● **Set exercise**
Select, from the data, each line where "nbook" occurs.

● **Input rows**
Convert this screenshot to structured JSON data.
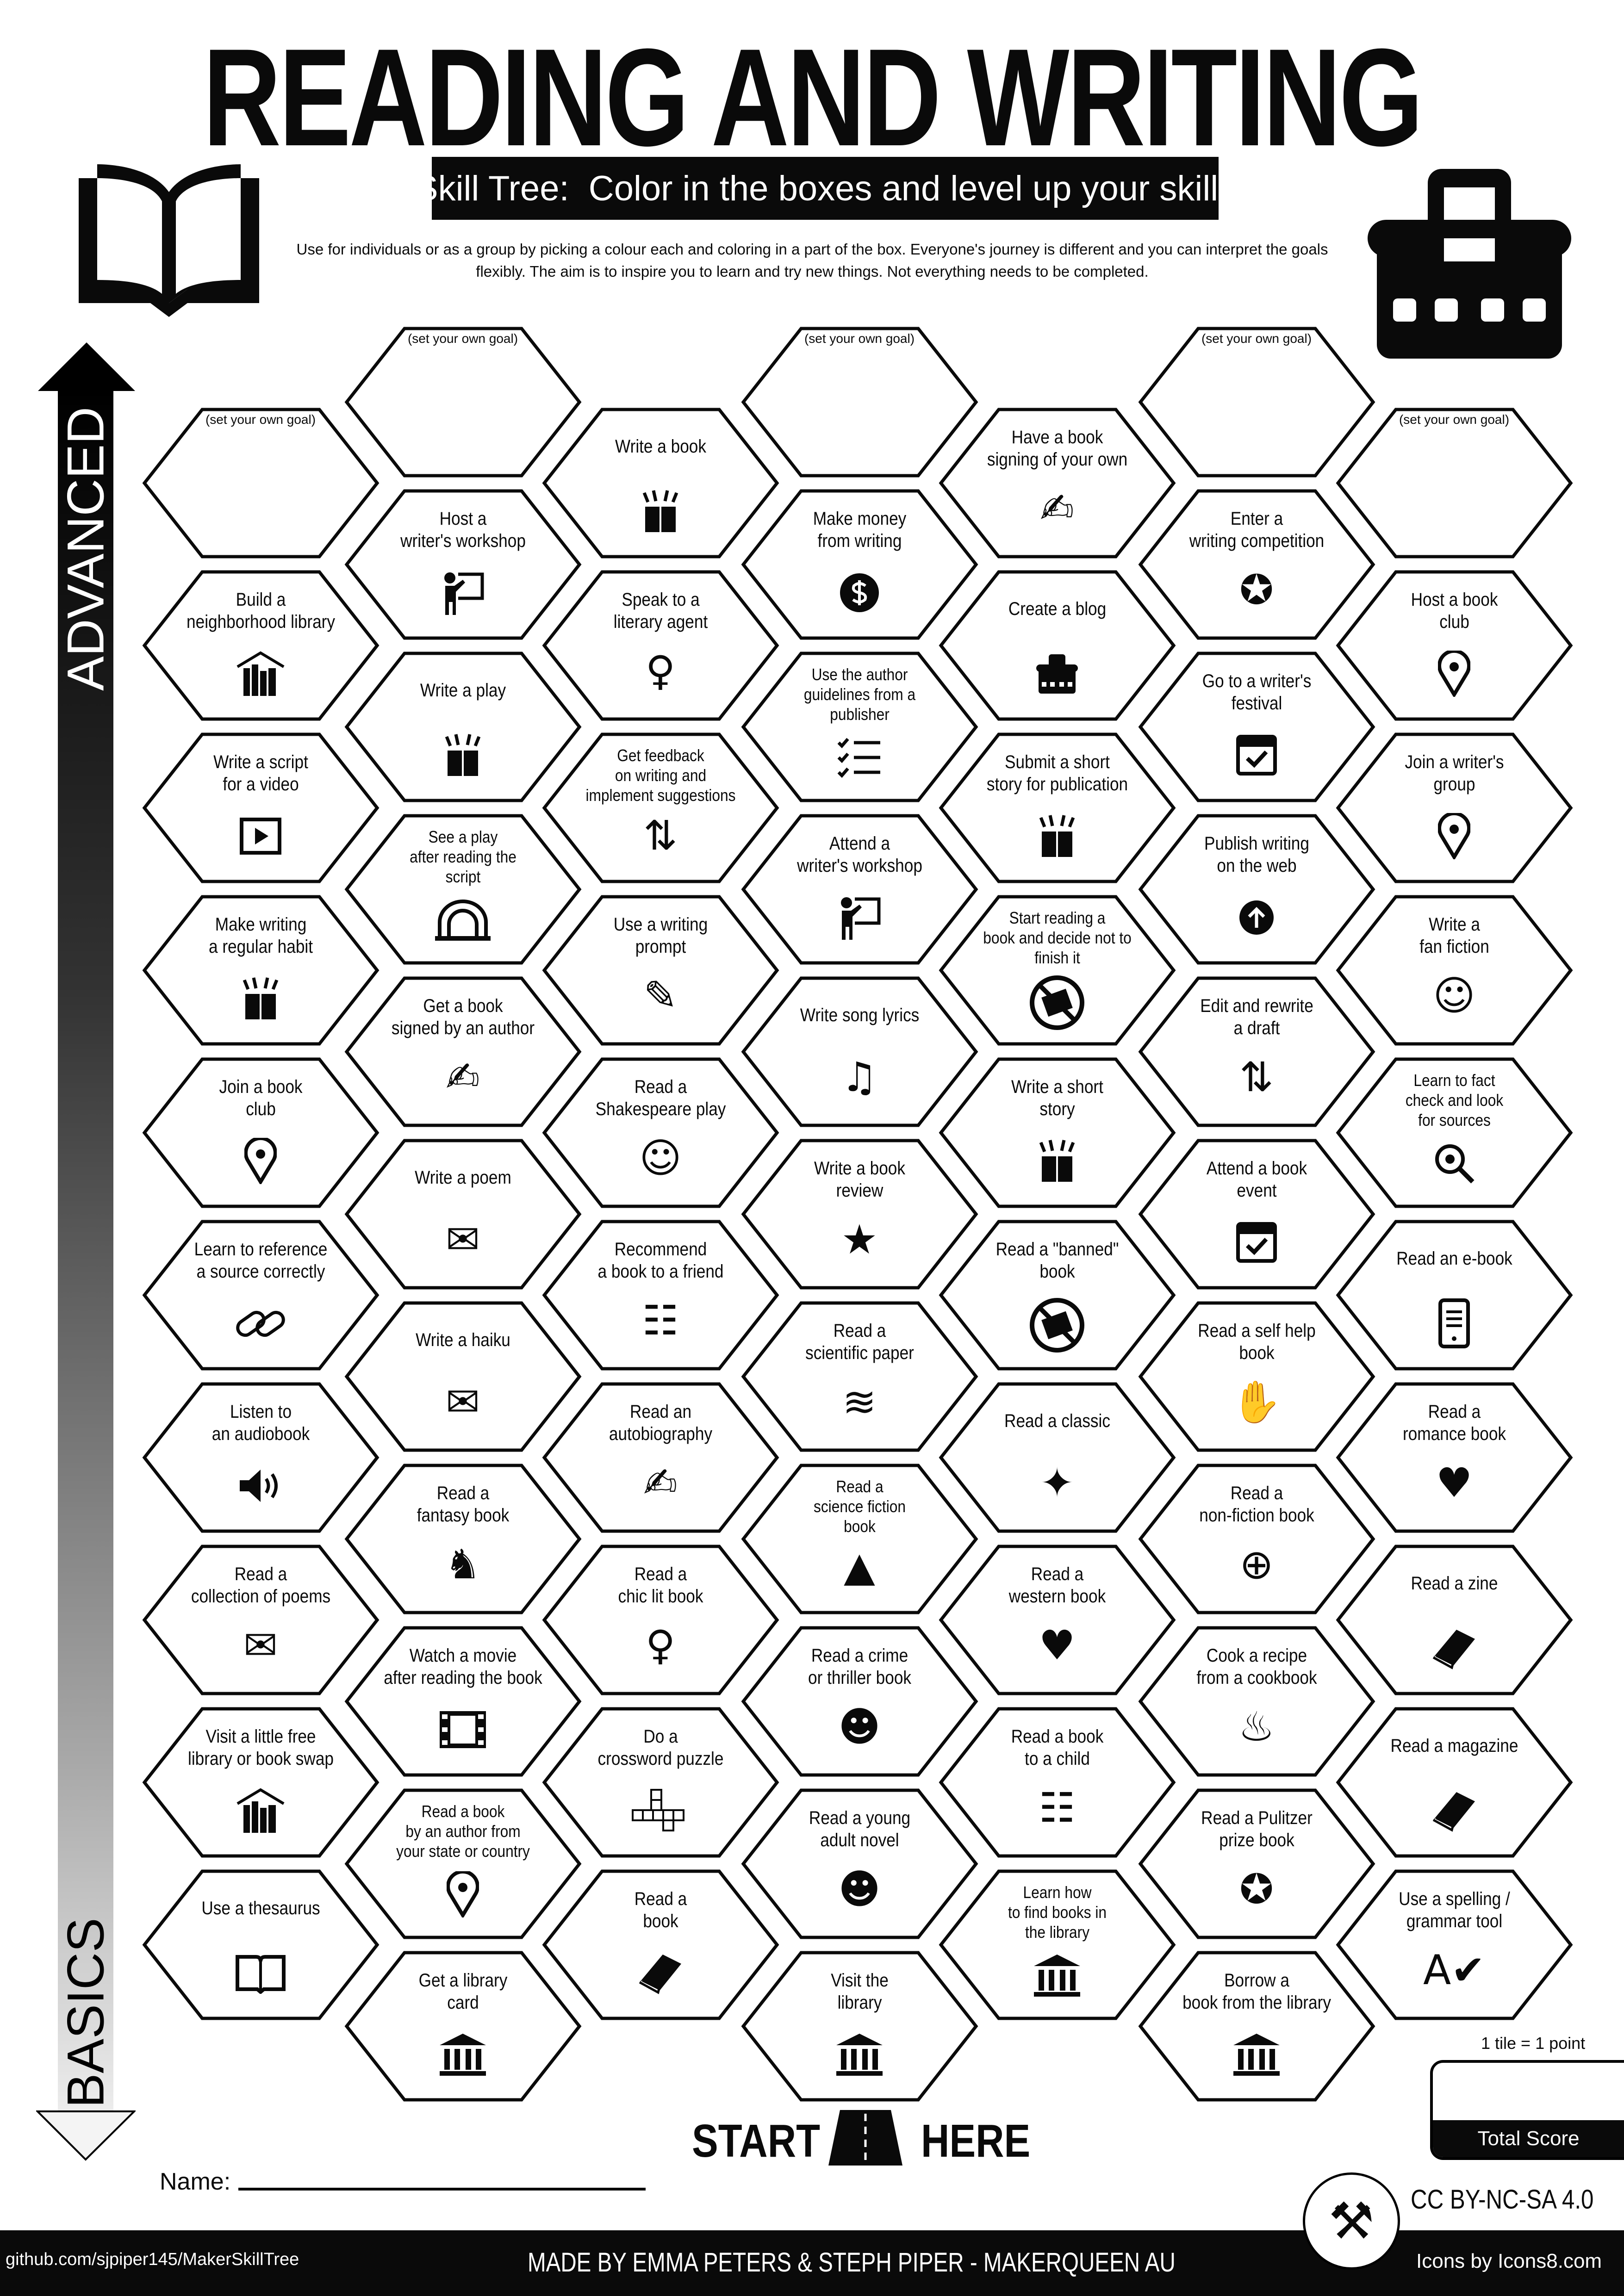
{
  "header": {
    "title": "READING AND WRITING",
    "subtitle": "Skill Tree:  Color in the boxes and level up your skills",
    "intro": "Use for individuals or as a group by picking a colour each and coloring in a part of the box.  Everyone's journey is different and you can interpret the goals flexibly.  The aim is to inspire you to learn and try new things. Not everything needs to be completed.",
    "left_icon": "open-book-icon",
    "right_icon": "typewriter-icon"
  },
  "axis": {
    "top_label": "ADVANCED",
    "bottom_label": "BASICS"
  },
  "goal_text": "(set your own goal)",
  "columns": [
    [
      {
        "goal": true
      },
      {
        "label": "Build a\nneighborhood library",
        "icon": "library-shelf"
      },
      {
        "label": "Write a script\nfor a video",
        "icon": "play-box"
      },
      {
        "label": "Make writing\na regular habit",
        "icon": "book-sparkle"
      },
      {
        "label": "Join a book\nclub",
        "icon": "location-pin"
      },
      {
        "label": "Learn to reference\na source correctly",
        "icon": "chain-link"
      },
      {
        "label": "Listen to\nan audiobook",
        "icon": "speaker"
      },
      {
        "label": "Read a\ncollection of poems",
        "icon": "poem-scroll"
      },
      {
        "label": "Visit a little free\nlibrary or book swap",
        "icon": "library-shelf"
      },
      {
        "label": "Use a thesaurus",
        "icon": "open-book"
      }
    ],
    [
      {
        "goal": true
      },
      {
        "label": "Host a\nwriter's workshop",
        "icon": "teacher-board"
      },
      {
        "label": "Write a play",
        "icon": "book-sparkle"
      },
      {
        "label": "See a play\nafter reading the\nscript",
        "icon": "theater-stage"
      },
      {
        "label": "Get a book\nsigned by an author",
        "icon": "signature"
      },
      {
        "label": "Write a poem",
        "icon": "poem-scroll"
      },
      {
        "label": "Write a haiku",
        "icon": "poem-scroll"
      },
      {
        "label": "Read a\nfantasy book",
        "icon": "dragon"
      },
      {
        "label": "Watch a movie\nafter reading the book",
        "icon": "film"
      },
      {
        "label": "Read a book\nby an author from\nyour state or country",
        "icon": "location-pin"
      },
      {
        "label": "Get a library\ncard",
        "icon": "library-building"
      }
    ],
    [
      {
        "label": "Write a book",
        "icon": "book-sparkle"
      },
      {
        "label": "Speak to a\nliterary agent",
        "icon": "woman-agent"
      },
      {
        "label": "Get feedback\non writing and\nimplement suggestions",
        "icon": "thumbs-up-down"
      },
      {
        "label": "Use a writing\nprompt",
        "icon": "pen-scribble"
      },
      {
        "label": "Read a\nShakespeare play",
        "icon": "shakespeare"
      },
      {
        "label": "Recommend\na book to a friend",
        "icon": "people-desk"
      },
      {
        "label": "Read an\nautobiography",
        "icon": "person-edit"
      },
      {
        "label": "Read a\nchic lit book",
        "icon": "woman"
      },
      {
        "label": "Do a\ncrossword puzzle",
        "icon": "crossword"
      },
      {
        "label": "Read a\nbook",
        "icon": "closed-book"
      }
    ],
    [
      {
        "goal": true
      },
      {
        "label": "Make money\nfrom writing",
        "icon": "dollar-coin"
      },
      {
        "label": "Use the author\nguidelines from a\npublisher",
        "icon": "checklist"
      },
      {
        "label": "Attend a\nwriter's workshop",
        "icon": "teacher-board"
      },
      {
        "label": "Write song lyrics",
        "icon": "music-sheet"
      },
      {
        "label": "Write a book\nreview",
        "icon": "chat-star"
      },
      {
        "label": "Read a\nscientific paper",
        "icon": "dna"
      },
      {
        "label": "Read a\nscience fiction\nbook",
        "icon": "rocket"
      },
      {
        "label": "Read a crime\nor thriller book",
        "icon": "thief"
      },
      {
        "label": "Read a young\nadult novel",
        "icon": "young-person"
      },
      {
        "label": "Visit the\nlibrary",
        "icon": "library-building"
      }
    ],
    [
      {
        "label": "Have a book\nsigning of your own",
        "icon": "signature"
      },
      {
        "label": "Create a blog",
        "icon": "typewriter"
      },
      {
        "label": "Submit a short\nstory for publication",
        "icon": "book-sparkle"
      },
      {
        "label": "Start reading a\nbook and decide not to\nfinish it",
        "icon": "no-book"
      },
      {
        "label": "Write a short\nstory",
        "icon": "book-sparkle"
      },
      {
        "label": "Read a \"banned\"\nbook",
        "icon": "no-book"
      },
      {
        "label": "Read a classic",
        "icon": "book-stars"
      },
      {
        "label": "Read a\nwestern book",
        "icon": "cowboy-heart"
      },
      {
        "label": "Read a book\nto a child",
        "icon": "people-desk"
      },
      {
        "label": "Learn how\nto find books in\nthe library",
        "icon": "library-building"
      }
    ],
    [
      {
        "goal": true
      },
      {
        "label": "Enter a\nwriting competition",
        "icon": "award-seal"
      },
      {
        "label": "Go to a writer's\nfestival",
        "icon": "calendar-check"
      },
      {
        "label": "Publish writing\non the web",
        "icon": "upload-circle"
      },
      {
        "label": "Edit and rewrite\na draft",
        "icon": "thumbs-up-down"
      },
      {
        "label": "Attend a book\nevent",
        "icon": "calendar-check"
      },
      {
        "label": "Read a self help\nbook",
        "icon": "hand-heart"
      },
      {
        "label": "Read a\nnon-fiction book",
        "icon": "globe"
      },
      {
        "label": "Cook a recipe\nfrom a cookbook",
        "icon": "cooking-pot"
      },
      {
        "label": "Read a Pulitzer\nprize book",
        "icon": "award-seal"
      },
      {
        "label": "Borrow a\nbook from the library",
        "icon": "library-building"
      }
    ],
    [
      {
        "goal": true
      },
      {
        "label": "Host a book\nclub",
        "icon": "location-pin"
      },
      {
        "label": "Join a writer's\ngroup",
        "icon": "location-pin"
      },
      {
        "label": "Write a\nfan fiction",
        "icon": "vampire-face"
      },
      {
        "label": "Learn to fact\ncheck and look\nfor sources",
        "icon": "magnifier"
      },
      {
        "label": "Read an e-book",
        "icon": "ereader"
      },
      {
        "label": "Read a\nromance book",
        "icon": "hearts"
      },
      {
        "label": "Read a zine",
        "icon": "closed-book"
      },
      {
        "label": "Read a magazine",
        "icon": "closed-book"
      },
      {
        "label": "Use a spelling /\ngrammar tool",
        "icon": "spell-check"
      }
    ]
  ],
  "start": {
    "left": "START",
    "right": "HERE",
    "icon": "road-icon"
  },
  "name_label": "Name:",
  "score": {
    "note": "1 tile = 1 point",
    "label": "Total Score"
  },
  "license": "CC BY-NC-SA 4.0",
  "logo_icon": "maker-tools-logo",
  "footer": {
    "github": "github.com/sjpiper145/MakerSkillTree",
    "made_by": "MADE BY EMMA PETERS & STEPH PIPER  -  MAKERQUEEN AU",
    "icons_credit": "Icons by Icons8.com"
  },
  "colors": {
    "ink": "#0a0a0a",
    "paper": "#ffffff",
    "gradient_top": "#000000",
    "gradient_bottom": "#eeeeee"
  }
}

● **Result for this task**
        "label": "Read a\nbook",
        "label": "Read a\nscience fiction\nbook",
        "label": "Start reading a\nbook and decide not to\nfinish it",
        "label": "Read a \"banned\"\nbook",
        "label": "Read a self help\nbook",
        "label": "Borrow a\nbook from the library",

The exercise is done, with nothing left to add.